**TASK GOAL:**
Repeat each record exactly. Any picture gets left out.
╭─ RECORDED INFORMATION
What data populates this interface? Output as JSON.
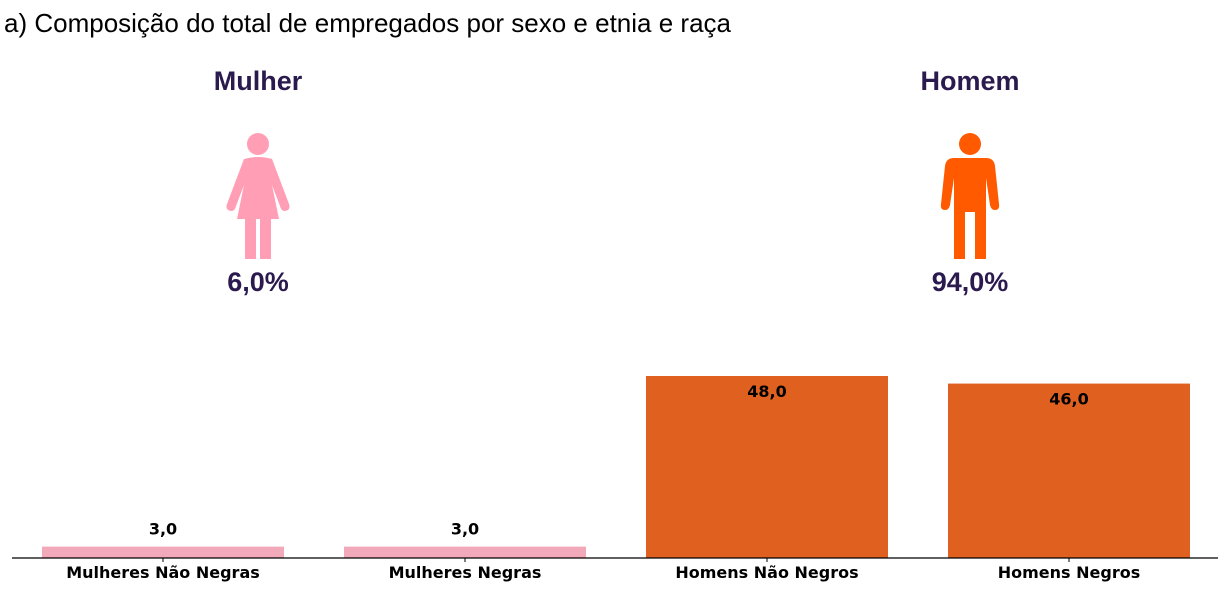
{
  "title": "a) Composição do total de empregados por sexo e etnia e raça",
  "groups": [
    {
      "label": "Mulher",
      "percent": "6,0%",
      "icon": "female-person-icon",
      "color": "#ff9eb5"
    },
    {
      "label": "Homem",
      "percent": "94,0%",
      "icon": "male-person-icon",
      "color": "#ff5a00"
    }
  ],
  "chart_data": {
    "type": "bar",
    "title": "",
    "xlabel": "",
    "ylabel": "",
    "categories": [
      "Mulheres Não Negras",
      "Mulheres Negras",
      "Homens Não Negros",
      "Homens Negros"
    ],
    "values": [
      3.0,
      3.0,
      48.0,
      46.0
    ],
    "data_labels": [
      "3,0",
      "3,0",
      "48,0",
      "46,0"
    ],
    "colors": [
      "#f2a9b9",
      "#f2a9b9",
      "#e06020",
      "#e06020"
    ],
    "ylim": [
      0,
      48
    ],
    "grid": false,
    "y_axis_visible": false
  }
}
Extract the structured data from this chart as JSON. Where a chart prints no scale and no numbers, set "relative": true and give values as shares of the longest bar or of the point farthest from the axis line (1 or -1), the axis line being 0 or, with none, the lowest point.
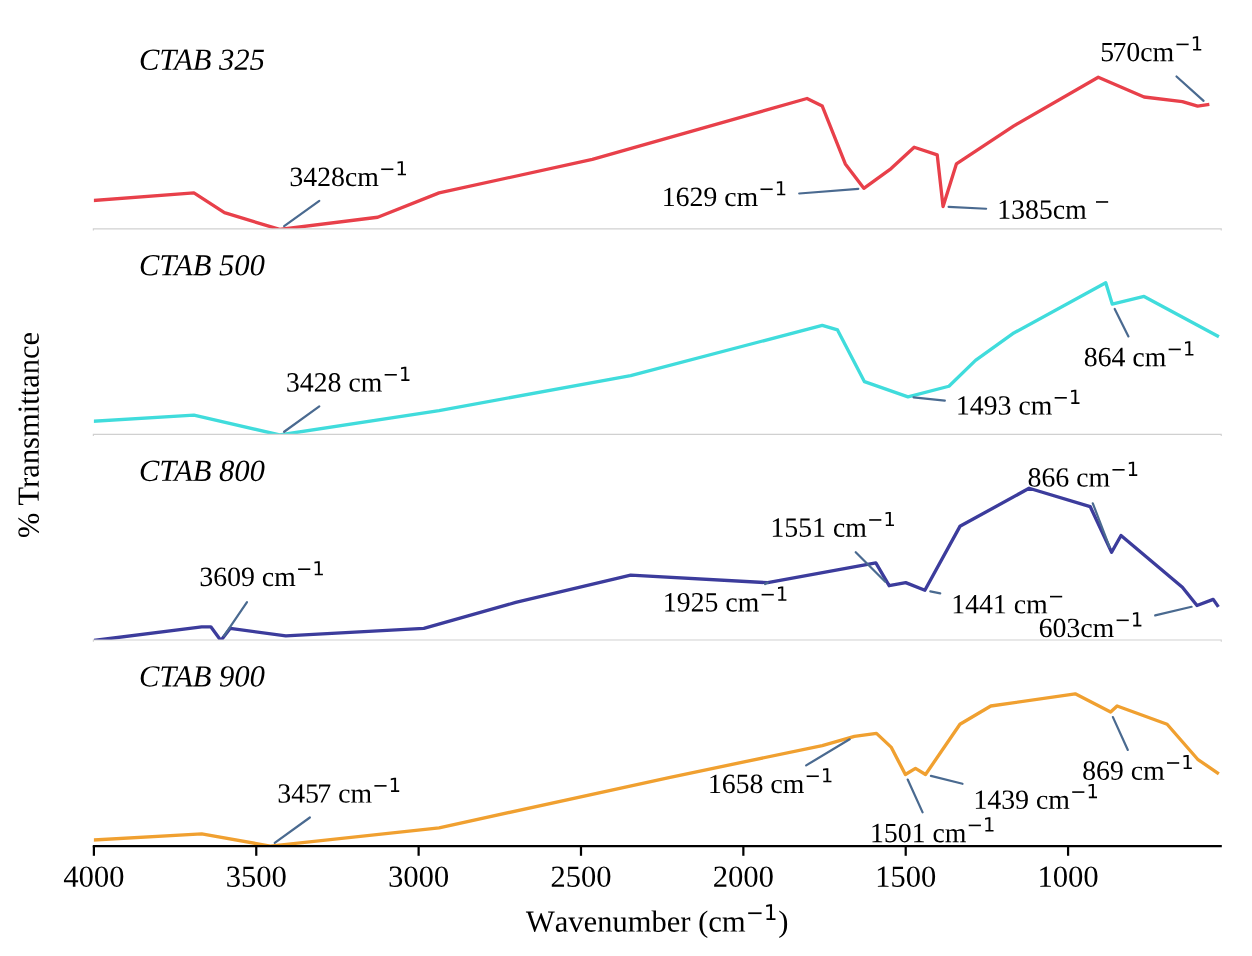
{
  "chart_data": [
    {
      "type": "line",
      "relative": true,
      "title": "CTAB 325",
      "xlim": [
        4000,
        530
      ],
      "tick_labels": false,
      "grid": false,
      "legend": false,
      "x": [
        4000,
        3692,
        3598,
        3428,
        3126,
        2937,
        2465,
        1804,
        1757,
        1686,
        1629,
        1545,
        1474,
        1403,
        1385,
        1344,
        1167,
        907,
        766,
        648,
        601,
        570
      ],
      "series": [
        {
          "color": "#e8404a",
          "values": [
            0.19,
            0.24,
            0.11,
            0,
            0.08,
            0.24,
            0.46,
            0.86,
            0.81,
            0.43,
            0.27,
            0.4,
            0.54,
            0.49,
            0.15,
            0.43,
            0.68,
            1,
            0.87,
            0.84,
            0.81,
            0.82
          ]
        }
      ],
      "annotations": [
        {
          "text": "3428cm$^{−1}$",
          "x": 3428,
          "y": 0
        },
        {
          "text": "1629 cm$^{−1}$",
          "x": 1629,
          "y": 0.27
        },
        {
          "text": "1385cm $^{−}$",
          "x": 1385,
          "y": 0.15
        },
        {
          "text": "570cm$^{−1}$",
          "x": 570,
          "y": 0.82
        }
      ]
    },
    {
      "type": "line",
      "relative": true,
      "title": "CTAB 500",
      "ylabel": "% Transmittance",
      "xlim": [
        4000,
        530
      ],
      "tick_labels": false,
      "grid": false,
      "legend": false,
      "x": [
        4000,
        3692,
        3428,
        2937,
        2347,
        1757,
        1710,
        1627,
        1493,
        1367,
        1285,
        1167,
        884,
        864,
        766,
        540
      ],
      "series": [
        {
          "color": "#40dcdc",
          "values": [
            0.09,
            0.13,
            0,
            0.16,
            0.39,
            0.72,
            0.69,
            0.35,
            0.25,
            0.32,
            0.49,
            0.67,
            1,
            0.86,
            0.91,
            0.65
          ]
        }
      ],
      "annotations": [
        {
          "text": "3428 cm$^{−1}$",
          "x": 3428,
          "y": 0
        },
        {
          "text": "1493 cm$^{−1}$",
          "x": 1493,
          "y": 0.25
        },
        {
          "text": "864 cm$^{−1}$",
          "x": 864,
          "y": 0.86
        }
      ]
    },
    {
      "type": "line",
      "relative": true,
      "title": "CTAB 800",
      "xlim": [
        4000,
        530
      ],
      "tick_labels": false,
      "grid": false,
      "legend": false,
      "x": [
        4000,
        3668,
        3640,
        3609,
        3580,
        3409,
        2984,
        2701,
        2347,
        1925,
        1592,
        1551,
        1500,
        1441,
        1333,
        1120,
        932,
        866,
        837,
        648,
        603,
        553,
        540
      ],
      "series": [
        {
          "color": "#3c3c9c",
          "values": [
            0,
            0.09,
            0.09,
            0,
            0.08,
            0.03,
            0.08,
            0.25,
            0.43,
            0.38,
            0.51,
            0.36,
            0.38,
            0.33,
            0.75,
            1,
            0.88,
            0.58,
            0.69,
            0.35,
            0.23,
            0.27,
            0.23
          ]
        }
      ],
      "annotations": [
        {
          "text": "3609 cm$^{−1}$",
          "x": 3609,
          "y": 0
        },
        {
          "text": "1925 cm$^{−1}$",
          "x": 1925,
          "y": 0.38
        },
        {
          "text": "1551 cm$^{−1}$",
          "x": 1551,
          "y": 0.36
        },
        {
          "text": "1441 cm$^{−}$",
          "x": 1441,
          "y": 0.33
        },
        {
          "text": "866 cm$^{−1}$",
          "x": 866,
          "y": 0.58
        },
        {
          "text": "603cm$^{−1}$",
          "x": 603,
          "y": 0.23
        }
      ]
    },
    {
      "type": "line",
      "relative": true,
      "title": "CTAB 900",
      "xlabel": "Wavenumber (cm$^{−1}$)",
      "xlim": [
        4000,
        530
      ],
      "xticks": [
        4000,
        3500,
        3000,
        2500,
        2000,
        1500,
        1000
      ],
      "tick_labels": "x",
      "grid": false,
      "legend": false,
      "x": [
        4000,
        3668,
        3457,
        2937,
        2229,
        1757,
        1658,
        1590,
        1545,
        1501,
        1470,
        1439,
        1333,
        1238,
        978,
        869,
        849,
        695,
        601,
        540
      ],
      "series": [
        {
          "color": "#f0a030",
          "values": [
            0.04,
            0.08,
            0,
            0.12,
            0.45,
            0.66,
            0.72,
            0.74,
            0.65,
            0.47,
            0.51,
            0.47,
            0.8,
            0.92,
            1,
            0.88,
            0.92,
            0.8,
            0.57,
            0.48
          ]
        }
      ],
      "annotations": [
        {
          "text": "3457 cm$^{−1}$",
          "x": 3457,
          "y": 0
        },
        {
          "text": "1658 cm$^{−1}$",
          "x": 1658,
          "y": 0.72
        },
        {
          "text": "1501 cm$^{−1}$",
          "x": 1501,
          "y": 0.47
        },
        {
          "text": "1439 cm$^{−1}$",
          "x": 1439,
          "y": 0.47
        },
        {
          "text": "869 cm$^{−1}$",
          "x": 869,
          "y": 0.88
        }
      ]
    }
  ]
}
╰─
**EXPECTED OUTPUT:**
What data populates this interface? Output as JSON.
{
  "title": "a) Composição do total de empregados por sexo e etnia e raça",
  "groups": [
    {
      "label": "Mulher",
      "percent": "6,0%",
      "icon": "female-person-icon",
      "color": "#ff9eb5"
    },
    {
      "label": "Homem",
      "percent": "94,0%",
      "icon": "male-person-icon",
      "color": "#ff5a00"
    }
  ],
  "chart_data": {
    "type": "bar",
    "title": "",
    "xlabel": "",
    "ylabel": "",
    "categories": [
      "Mulheres Não Negras",
      "Mulheres Negras",
      "Homens Não Negros",
      "Homens Negros"
    ],
    "values": [
      3.0,
      3.0,
      48.0,
      46.0
    ],
    "data_labels": [
      "3,0",
      "3,0",
      "48,0",
      "46,0"
    ],
    "colors": [
      "#f2a9b9",
      "#f2a9b9",
      "#e06020",
      "#e06020"
    ],
    "ylim": [
      0,
      48
    ],
    "grid": false,
    "y_axis_visible": false
  }
}
Extract the structured data from this chart as JSON. Where a chart prints no scale and no numbers, set "relative": true and give values as shares of the longest bar or of the point farthest from the axis line (1 or -1), the axis line being 0 or, with none, the lowest point.
{
  "chart_data": [
    {
      "type": "line",
      "relative": true,
      "title": "CTAB 325",
      "xlim": [
        4000,
        530
      ],
      "tick_labels": false,
      "grid": false,
      "legend": false,
      "x": [
        4000,
        3692,
        3598,
        3428,
        3126,
        2937,
        2465,
        1804,
        1757,
        1686,
        1629,
        1545,
        1474,
        1403,
        1385,
        1344,
        1167,
        907,
        766,
        648,
        601,
        570
      ],
      "series": [
        {
          "color": "#e8404a",
          "values": [
            0.19,
            0.24,
            0.11,
            0,
            0.08,
            0.24,
            0.46,
            0.86,
            0.81,
            0.43,
            0.27,
            0.4,
            0.54,
            0.49,
            0.15,
            0.43,
            0.68,
            1,
            0.87,
            0.84,
            0.81,
            0.82
          ]
        }
      ],
      "annotations": [
        {
          "text": "3428cm$^{−1}$",
          "x": 3428,
          "y": 0
        },
        {
          "text": "1629 cm$^{−1}$",
          "x": 1629,
          "y": 0.27
        },
        {
          "text": "1385cm $^{−}$",
          "x": 1385,
          "y": 0.15
        },
        {
          "text": "570cm$^{−1}$",
          "x": 570,
          "y": 0.82
        }
      ]
    },
    {
      "type": "line",
      "relative": true,
      "title": "CTAB 500",
      "ylabel": "% Transmittance",
      "xlim": [
        4000,
        530
      ],
      "tick_labels": false,
      "grid": false,
      "legend": false,
      "x": [
        4000,
        3692,
        3428,
        2937,
        2347,
        1757,
        1710,
        1627,
        1493,
        1367,
        1285,
        1167,
        884,
        864,
        766,
        540
      ],
      "series": [
        {
          "color": "#40dcdc",
          "values": [
            0.09,
            0.13,
            0,
            0.16,
            0.39,
            0.72,
            0.69,
            0.35,
            0.25,
            0.32,
            0.49,
            0.67,
            1,
            0.86,
            0.91,
            0.65
          ]
        }
      ],
      "annotations": [
        {
          "text": "3428 cm$^{−1}$",
          "x": 3428,
          "y": 0
        },
        {
          "text": "1493 cm$^{−1}$",
          "x": 1493,
          "y": 0.25
        },
        {
          "text": "864 cm$^{−1}$",
          "x": 864,
          "y": 0.86
        }
      ]
    },
    {
      "type": "line",
      "relative": true,
      "title": "CTAB 800",
      "xlim": [
        4000,
        530
      ],
      "tick_labels": false,
      "grid": false,
      "legend": false,
      "x": [
        4000,
        3668,
        3640,
        3609,
        3580,
        3409,
        2984,
        2701,
        2347,
        1925,
        1592,
        1551,
        1500,
        1441,
        1333,
        1120,
        932,
        866,
        837,
        648,
        603,
        553,
        540
      ],
      "series": [
        {
          "color": "#3c3c9c",
          "values": [
            0,
            0.09,
            0.09,
            0,
            0.08,
            0.03,
            0.08,
            0.25,
            0.43,
            0.38,
            0.51,
            0.36,
            0.38,
            0.33,
            0.75,
            1,
            0.88,
            0.58,
            0.69,
            0.35,
            0.23,
            0.27,
            0.23
          ]
        }
      ],
      "annotations": [
        {
          "text": "3609 cm$^{−1}$",
          "x": 3609,
          "y": 0
        },
        {
          "text": "1925 cm$^{−1}$",
          "x": 1925,
          "y": 0.38
        },
        {
          "text": "1551 cm$^{−1}$",
          "x": 1551,
          "y": 0.36
        },
        {
          "text": "1441 cm$^{−}$",
          "x": 1441,
          "y": 0.33
        },
        {
          "text": "866 cm$^{−1}$",
          "x": 866,
          "y": 0.58
        },
        {
          "text": "603cm$^{−1}$",
          "x": 603,
          "y": 0.23
        }
      ]
    },
    {
      "type": "line",
      "relative": true,
      "title": "CTAB 900",
      "xlabel": "Wavenumber (cm$^{−1}$)",
      "xlim": [
        4000,
        530
      ],
      "xticks": [
        4000,
        3500,
        3000,
        2500,
        2000,
        1500,
        1000
      ],
      "tick_labels": "x",
      "grid": false,
      "legend": false,
      "x": [
        4000,
        3668,
        3457,
        2937,
        2229,
        1757,
        1658,
        1590,
        1545,
        1501,
        1470,
        1439,
        1333,
        1238,
        978,
        869,
        849,
        695,
        601,
        540
      ],
      "series": [
        {
          "color": "#f0a030",
          "values": [
            0.04,
            0.08,
            0,
            0.12,
            0.45,
            0.66,
            0.72,
            0.74,
            0.65,
            0.47,
            0.51,
            0.47,
            0.8,
            0.92,
            1,
            0.88,
            0.92,
            0.8,
            0.57,
            0.48
          ]
        }
      ],
      "annotations": [
        {
          "text": "3457 cm$^{−1}$",
          "x": 3457,
          "y": 0
        },
        {
          "text": "1658 cm$^{−1}$",
          "x": 1658,
          "y": 0.72
        },
        {
          "text": "1501 cm$^{−1}$",
          "x": 1501,
          "y": 0.47
        },
        {
          "text": "1439 cm$^{−1}$",
          "x": 1439,
          "y": 0.47
        },
        {
          "text": "869 cm$^{−1}$",
          "x": 869,
          "y": 0.88
        }
      ]
    }
  ]
}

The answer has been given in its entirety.